-- BEGIN DATA FOR THE TASK --
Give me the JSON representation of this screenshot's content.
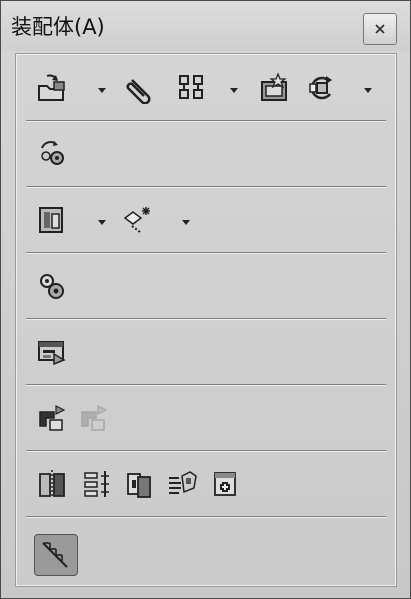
{
  "window": {
    "title": "装配体(A)",
    "close_icon": "close-icon"
  },
  "toolbar": {
    "rows": [
      [
        "insert-components-icon",
        "mate-icon",
        "linear-pattern-icon",
        "smart-fasteners-icon",
        "move-component-icon"
      ],
      [
        "assembly-features-icon"
      ],
      [
        "explode-view-icon",
        "explode-line-sketch-icon"
      ],
      [
        "interference-detection-icon"
      ],
      [
        "assembly-visualization-icon"
      ],
      [
        "show-hidden-components-icon",
        "hidden-components-disabled-icon"
      ],
      [
        "mirror-components-icon",
        "distribute-icon",
        "copy-with-mates-icon",
        "belt-chain-icon",
        "new-part-icon"
      ],
      [
        "sketch-active-icon"
      ]
    ]
  },
  "colors": {
    "window_bg": "#d3d3d3",
    "separator": "#7f7f7f",
    "active_button": "#9a9a9a"
  }
}
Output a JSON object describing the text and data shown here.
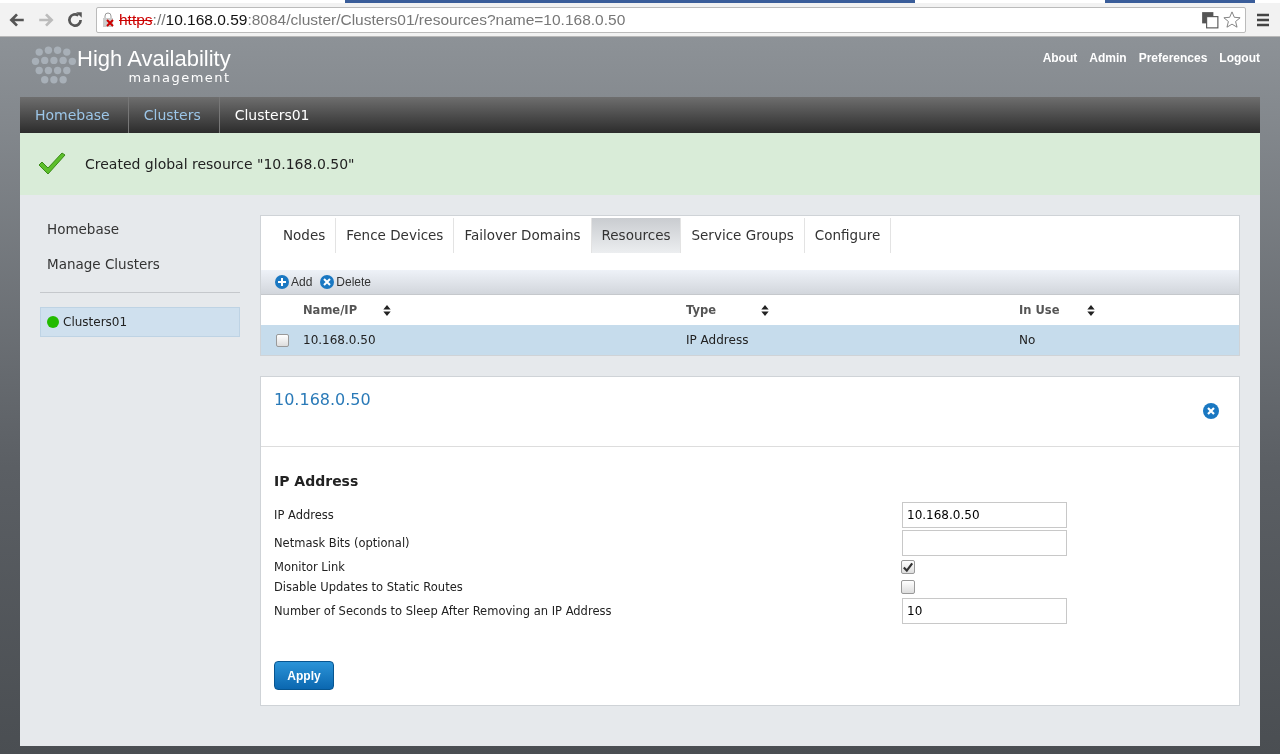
{
  "browser": {
    "url": {
      "scheme": "https",
      "separator": "://",
      "host": "10.168.0.59",
      "rest": ":8084/cluster/Clusters01/resources?name=10.168.0.50"
    }
  },
  "header": {
    "logo_title": "High Availability",
    "logo_subtitle": "management",
    "links": [
      "About",
      "Admin",
      "Preferences",
      "Logout"
    ]
  },
  "breadcrumb": [
    {
      "label": "Homebase",
      "selected": false
    },
    {
      "label": "Clusters",
      "selected": false
    },
    {
      "label": "Clusters01",
      "selected": true
    }
  ],
  "message": "Created global resource \"10.168.0.50\"",
  "sidebar": {
    "links": [
      "Homebase",
      "Manage Clusters"
    ],
    "clusters": [
      {
        "name": "Clusters01",
        "color": "#22bb00",
        "selected": true
      }
    ]
  },
  "tabs": [
    {
      "label": "Nodes",
      "selected": false
    },
    {
      "label": "Fence Devices",
      "selected": false
    },
    {
      "label": "Failover Domains",
      "selected": false
    },
    {
      "label": "Resources",
      "selected": true
    },
    {
      "label": "Service Groups",
      "selected": false
    },
    {
      "label": "Configure",
      "selected": false
    }
  ],
  "toolbar": [
    {
      "kind": "add",
      "label": "Add"
    },
    {
      "kind": "delete",
      "label": "Delete"
    }
  ],
  "table": {
    "columns": [
      "Name/IP",
      "Type",
      "In Use"
    ],
    "rows": [
      {
        "checked": false,
        "selected": true,
        "cells": [
          "10.168.0.50",
          "IP Address",
          "No"
        ]
      }
    ]
  },
  "detail": {
    "title": "10.168.0.50",
    "section": "IP Address",
    "fields": [
      {
        "kind": "text",
        "label": "IP Address",
        "value": "10.168.0.50"
      },
      {
        "kind": "text",
        "label": "Netmask Bits (optional)"
      },
      {
        "kind": "checkbox",
        "label": "Monitor Link",
        "checked": true
      },
      {
        "kind": "checkbox",
        "label": "Disable Updates to Static Routes",
        "checked": false
      },
      {
        "kind": "text",
        "label": "Number of Seconds to Sleep After Removing an IP Address",
        "value": "10"
      }
    ],
    "apply": "Apply"
  }
}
-- END DATA FOR THE TASK --
* PROBLEM DESCRIPTION: Transcribe all the data word for word; the images stay out.

* EXERCISE ANSWER:
Give me the JSON representation of this screenshot's content.
{
  "window": {
    "title": "装配体(A)",
    "close_icon": "close-icon"
  },
  "toolbar": {
    "rows": [
      [
        "insert-components-icon",
        "mate-icon",
        "linear-pattern-icon",
        "smart-fasteners-icon",
        "move-component-icon"
      ],
      [
        "assembly-features-icon"
      ],
      [
        "explode-view-icon",
        "explode-line-sketch-icon"
      ],
      [
        "interference-detection-icon"
      ],
      [
        "assembly-visualization-icon"
      ],
      [
        "show-hidden-components-icon",
        "hidden-components-disabled-icon"
      ],
      [
        "mirror-components-icon",
        "distribute-icon",
        "copy-with-mates-icon",
        "belt-chain-icon",
        "new-part-icon"
      ],
      [
        "sketch-active-icon"
      ]
    ]
  },
  "colors": {
    "window_bg": "#d3d3d3",
    "separator": "#7f7f7f",
    "active_button": "#9a9a9a"
  }
}
Output a JSON object describing the text and data shown here.
{
  "browser": {
    "url": {
      "scheme": "https",
      "separator": "://",
      "host": "10.168.0.59",
      "rest": ":8084/cluster/Clusters01/resources?name=10.168.0.50"
    }
  },
  "header": {
    "logo_title": "High Availability",
    "logo_subtitle": "management",
    "links": [
      "About",
      "Admin",
      "Preferences",
      "Logout"
    ]
  },
  "breadcrumb": [
    {
      "label": "Homebase",
      "selected": false
    },
    {
      "label": "Clusters",
      "selected": false
    },
    {
      "label": "Clusters01",
      "selected": true
    }
  ],
  "message": "Created global resource \"10.168.0.50\"",
  "sidebar": {
    "links": [
      "Homebase",
      "Manage Clusters"
    ],
    "clusters": [
      {
        "name": "Clusters01",
        "color": "#22bb00",
        "selected": true
      }
    ]
  },
  "tabs": [
    {
      "label": "Nodes",
      "selected": false
    },
    {
      "label": "Fence Devices",
      "selected": false
    },
    {
      "label": "Failover Domains",
      "selected": false
    },
    {
      "label": "Resources",
      "selected": true
    },
    {
      "label": "Service Groups",
      "selected": false
    },
    {
      "label": "Configure",
      "selected": false
    }
  ],
  "toolbar": [
    {
      "kind": "add",
      "label": "Add"
    },
    {
      "kind": "delete",
      "label": "Delete"
    }
  ],
  "table": {
    "columns": [
      "Name/IP",
      "Type",
      "In Use"
    ],
    "rows": [
      {
        "checked": false,
        "selected": true,
        "cells": [
          "10.168.0.50",
          "IP Address",
          "No"
        ]
      }
    ]
  },
  "detail": {
    "title": "10.168.0.50",
    "section": "IP Address",
    "fields": [
      {
        "kind": "text",
        "label": "IP Address",
        "value": "10.168.0.50"
      },
      {
        "kind": "text",
        "label": "Netmask Bits (optional)"
      },
      {
        "kind": "checkbox",
        "label": "Monitor Link",
        "checked": true
      },
      {
        "kind": "checkbox",
        "label": "Disable Updates to Static Routes",
        "checked": false
      },
      {
        "kind": "text",
        "label": "Number of Seconds to Sleep After Removing an IP Address",
        "value": "10"
      }
    ],
    "apply": "Apply"
  }
}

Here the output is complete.